### Entries
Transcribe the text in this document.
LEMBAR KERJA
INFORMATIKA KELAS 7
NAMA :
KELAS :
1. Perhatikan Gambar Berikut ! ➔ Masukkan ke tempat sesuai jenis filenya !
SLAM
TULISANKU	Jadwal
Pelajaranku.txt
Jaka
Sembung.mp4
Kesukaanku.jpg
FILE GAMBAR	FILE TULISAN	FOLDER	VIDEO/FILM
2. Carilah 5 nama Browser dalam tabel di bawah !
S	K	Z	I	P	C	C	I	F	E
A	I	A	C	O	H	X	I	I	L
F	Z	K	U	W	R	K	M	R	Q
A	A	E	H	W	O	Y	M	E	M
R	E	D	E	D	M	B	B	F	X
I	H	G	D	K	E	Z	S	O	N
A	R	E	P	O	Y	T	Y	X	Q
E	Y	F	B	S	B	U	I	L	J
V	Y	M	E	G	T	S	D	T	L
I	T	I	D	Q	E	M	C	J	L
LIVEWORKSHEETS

### To do
Provide all the records again, word for word.

### Response to the exercise
Transcribe the text in this document.
LEMBAR KERJA
INFORMATIKA KELAS 7
NAMA :
KELAS :
1. Perhatikan Gambar Berikut ! ➔ Masukkan ke tempat sesuai jenis filenya !
SLAM
TULISANKU	Jadwal
Pelajaranku.txt
Jaka
Sembung.mp4
Kesukaanku.jpg
FILE GAMBAR	FILE TULISAN	FOLDER	VIDEO/FILM
2. Carilah 5 nama Browser dalam tabel di bawah !
S	K	Z	I	P	C	C	I	F	E
A	I	A	C	O	H	X	I	I	L
F	Z	K	U	W	R	K	M	R	Q
A	A	E	H	W	O	Y	M	E	M
R	E	D	E	D	M	B	B	F	X
I	H	G	D	K	E	Z	S	O	N
A	R	E	P	O	Y	T	Y	X	Q
E	Y	F	B	S	B	U	I	L	J
V	Y	M	E	G	T	S	D	T	L
I	T	I	D	Q	E	M	C	J	L
LIVEWORKSHEETS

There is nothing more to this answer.